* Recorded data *

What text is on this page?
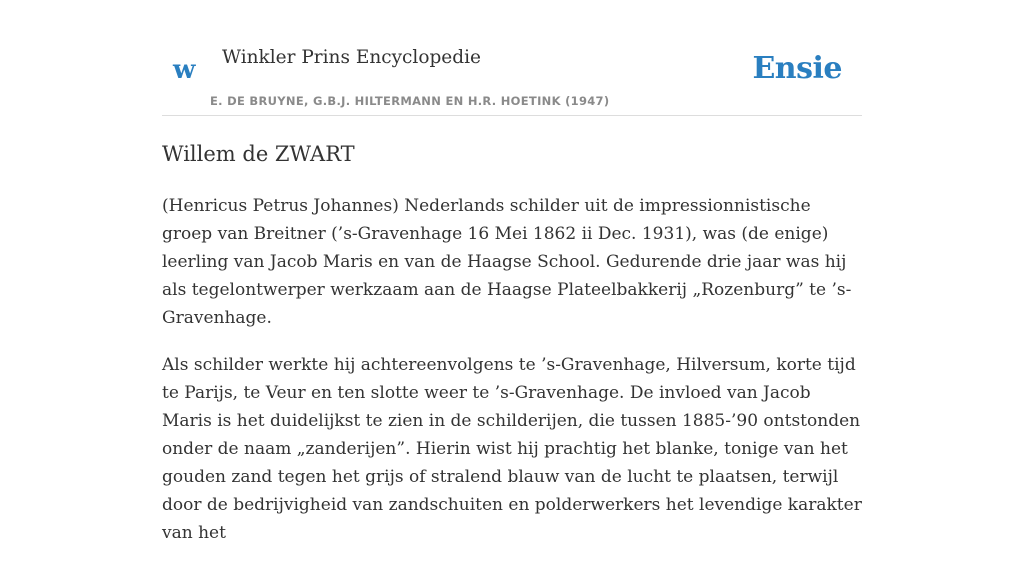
w Winkler Prins Encyclopedie
E. DE BRUYNE, G.B.J. HILTERMANN EN H.R. HOETINK (1947)
Ensie
Willem de ZWART

(Henricus Petrus Johannes) Nederlands schilder uit de impressionnistische groep van Breitner (’s-Gravenhage 16 Mei 1862 ii Dec. 1931), was (de enige) leerling van Jacob Maris en van de Haagse School. Gedurende drie jaar was hij als tegelontwerper werkzaam aan de Haagse Plateelbakkerij „Rozenburg” te ’s-Gravenhage.

Als schilder werkte hij achtereenvolgens te ’s-Gravenhage, Hilversum, korte tijd te Parijs, te Veur en ten slotte weer te ’s-Gravenhage. De invloed van Jacob Maris is het duidelijkst te zien in de schilderijen, die tussen 1885-’90 ontstonden onder de naam „zanderijen”. Hierin wist hij prachtig het blanke, tonige van het gouden zand tegen het grijs of stralend blauw van de lucht te plaatsen, terwijl door de bedrijvigheid van zandschuiten en polderwerkers het levendige karakter van het
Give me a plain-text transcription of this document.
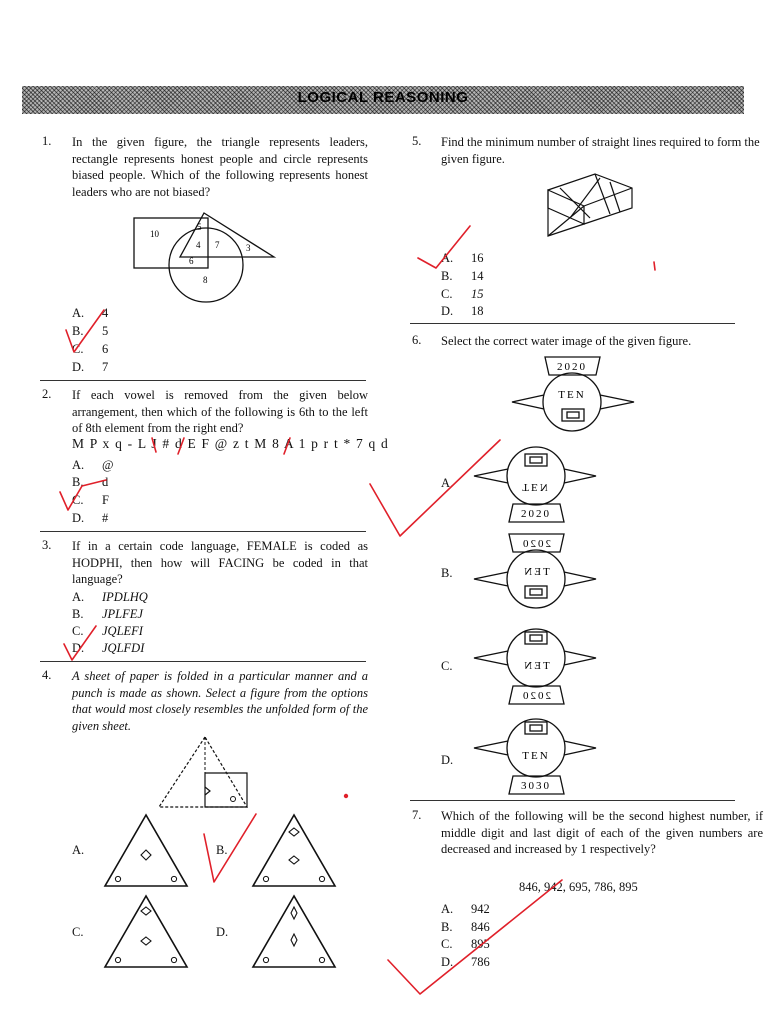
LOGICAL REASONING
1. In the given figure, the triangle represents leaders, rectangle represents honest people and circle represents biased people. Which of the following represents honest leaders who are not biased?
10
5
4 7	3
6
8
A. 4
B. 5
C. 6
D. 7
2. If each vowel is removed from the given below arrangement, then which of the following is 6th to the left of 8th element from the right end?
M P x q - L J # d E F @ z t M 8 A 1 p r t * 7 q d
A. @
B. d
C. F
D. #
3. If in a certain code language, FEMALE is coded as HODPHI, then how will FACING be coded in that language?
A. IPDLHQ
B. JPLFEJ
C. JQLEFI
D. JQLFDI
4. A sheet of paper is folded in a particular manner and a punch is made as shown. Select a figure from the options that would most closely resembles the unfolded form of the given sheet.
A.	B.
C.	D.
5. Find the minimum number of straight lines required to form the given figure.
A. 16
B. 14
C. 15
D. 18
6. Select the correct water image of the given figure.
2020
TEN
A.	TEN
2020
B.
2020
TEN
C.	TEN
2020
D.	TEN
3030
7. Which of the following will be the second highest number, if middle digit and last digit of each of the given numbers are decreased and increased by 1 respectively?
846, 942, 695, 786, 895
A. 942
B. 846
C. 895
D. 786
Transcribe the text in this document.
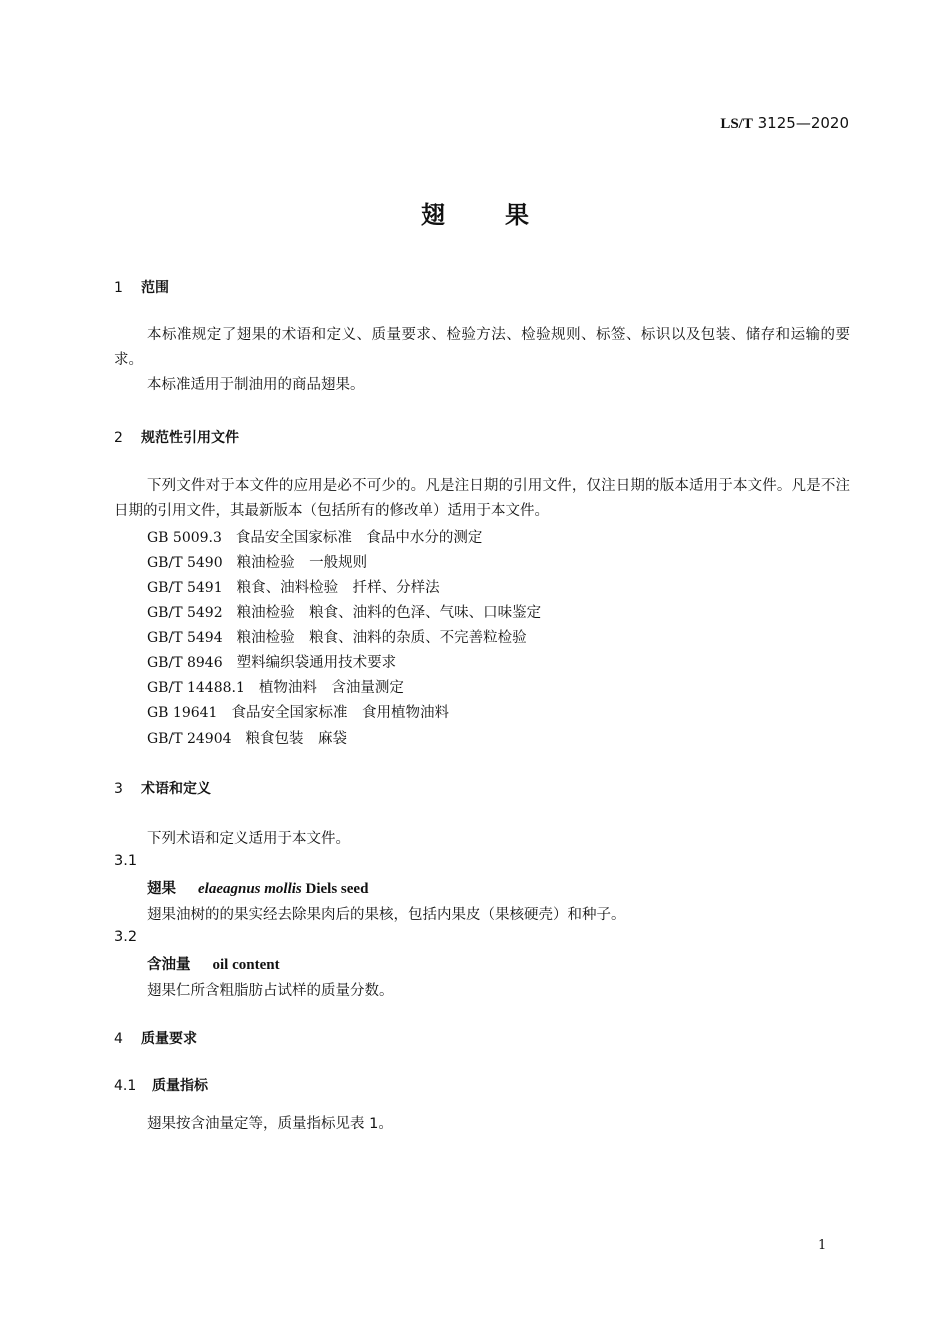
LS/T 3125—2020
翅果
1 范围
本标准规定了翅果的术语和定义、质量要求、检验方法、检验规则、标签、标识以及包装、储存和运输的要求。
本标准适用于制油用的商品翅果。
2 规范性引用文件
下列文件对于本文件的应用是必不可少的。凡是注日期的引用文件，仅注日期的版本适用于本文件。凡是不注日期的引用文件，其最新版本（包括所有的修改单）适用于本文件。
GB 5009.3 食品安全国家标准　食品中水分的测定
GB/T 5490 粮油检验　一般规则
GB/T 5491 粮食、油料检验　扦样、分样法
GB/T 5492 粮油检验　粮食、油料的色泽、气味、口味鉴定
GB/T 5494 粮油检验　粮食、油料的杂质、不完善粒检验
GB/T 8946 塑料编织袋通用技术要求
GB/T 14488.1 植物油料　含油量测定
GB 19641 食品安全国家标准　食用植物油料
GB/T 24904 粮食包装　麻袋
3 术语和定义
下列术语和定义适用于本文件。
3.1
翅果 elaeagnus mollis Diels seed
翅果油树的的果实经去除果肉后的果核，包括内果皮（果核硬壳）和种子。
3.2
含油量 oil content
翅果仁所含粗脂肪占试样的质量分数。
4 质量要求
4.1 质量指标
翅果按含油量定等，质量指标见表 1。
1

* Given problem *
Output all of the data exactly as it stands, minus any images.

* The result *
What text is on this page?
w Winkler Prins Encyclopedie
E. DE BRUYNE, G.B.J. HILTERMANN EN H.R. HOETINK (1947)
Ensie
Willem de ZWART

(Henricus Petrus Johannes) Nederlands schilder uit de impressionnistische groep van Breitner (’s-Gravenhage 16 Mei 1862 ii Dec. 1931), was (de enige) leerling van Jacob Maris en van de Haagse School. Gedurende drie jaar was hij als tegelontwerper werkzaam aan de Haagse Plateelbakkerij „Rozenburg” te ’s-Gravenhage.

Als schilder werkte hij achtereenvolgens te ’s-Gravenhage, Hilversum, korte tijd te Parijs, te Veur en ten slotte weer te ’s-Gravenhage. De invloed van Jacob Maris is het duidelijkst te zien in de schilderijen, die tussen 1885-’90 ontstonden onder de naam „zanderijen”. Hierin wist hij prachtig het blanke, tonige van het gouden zand tegen het grijs of stralend blauw van de lucht te plaatsen, terwijl door de bedrijvigheid van zandschuiten en polderwerkers het levendige karakter van het
Give me a plain-text transcription of this document.
LOGICAL REASONING
1. In the given figure, the triangle represents leaders, rectangle represents honest people and circle represents biased people. Which of the following represents honest leaders who are not biased?
10
5
4 7	3
6
8
A. 4
B. 5
C. 6
D. 7
2. If each vowel is removed from the given below arrangement, then which of the following is 6th to the left of 8th element from the right end?
M P x q - L J # d E F @ z t M 8 A 1 p r t * 7 q d
A. @
B. d
C. F
D. #
3. If in a certain code language, FEMALE is coded as HODPHI, then how will FACING be coded in that language?
A. IPDLHQ
B. JPLFEJ
C. JQLEFI
D. JQLFDI
4. A sheet of paper is folded in a particular manner and a punch is made as shown. Select a figure from the options that would most closely resembles the unfolded form of the given sheet.
A.	B.
C.	D.
5. Find the minimum number of straight lines required to form the given figure.
A. 16
B. 14
C. 15
D. 18
6. Select the correct water image of the given figure.
2020
TEN
A.	TEN
2020
B.
2020
TEN
C.	TEN
2020
D.	TEN
3030
7. Which of the following will be the second highest number, if middle digit and last digit of each of the given numbers are decreased and increased by 1 respectively?
846, 942, 695, 786, 895
A. 942
B. 846
C. 895
D. 786
Transcribe the text in this document.
LS/T 3125—2020
翅果
1 范围
本标准规定了翅果的术语和定义、质量要求、检验方法、检验规则、标签、标识以及包装、储存和运输的要求。
本标准适用于制油用的商品翅果。
2 规范性引用文件
下列文件对于本文件的应用是必不可少的。凡是注日期的引用文件，仅注日期的版本适用于本文件。凡是不注日期的引用文件，其最新版本（包括所有的修改单）适用于本文件。
GB 5009.3 食品安全国家标准　食品中水分的测定
GB/T 5490 粮油检验　一般规则
GB/T 5491 粮食、油料检验　扦样、分样法
GB/T 5492 粮油检验　粮食、油料的色泽、气味、口味鉴定
GB/T 5494 粮油检验　粮食、油料的杂质、不完善粒检验
GB/T 8946 塑料编织袋通用技术要求
GB/T 14488.1 植物油料　含油量测定
GB 19641 食品安全国家标准　食用植物油料
GB/T 24904 粮食包装　麻袋
3 术语和定义
下列术语和定义适用于本文件。
3.1
翅果 elaeagnus mollis Diels seed
翅果油树的的果实经去除果肉后的果核，包括内果皮（果核硬壳）和种子。
3.2
含油量 oil content
翅果仁所含粗脂肪占试样的质量分数。
4 质量要求
4.1 质量指标
翅果按含油量定等，质量指标见表 1。
1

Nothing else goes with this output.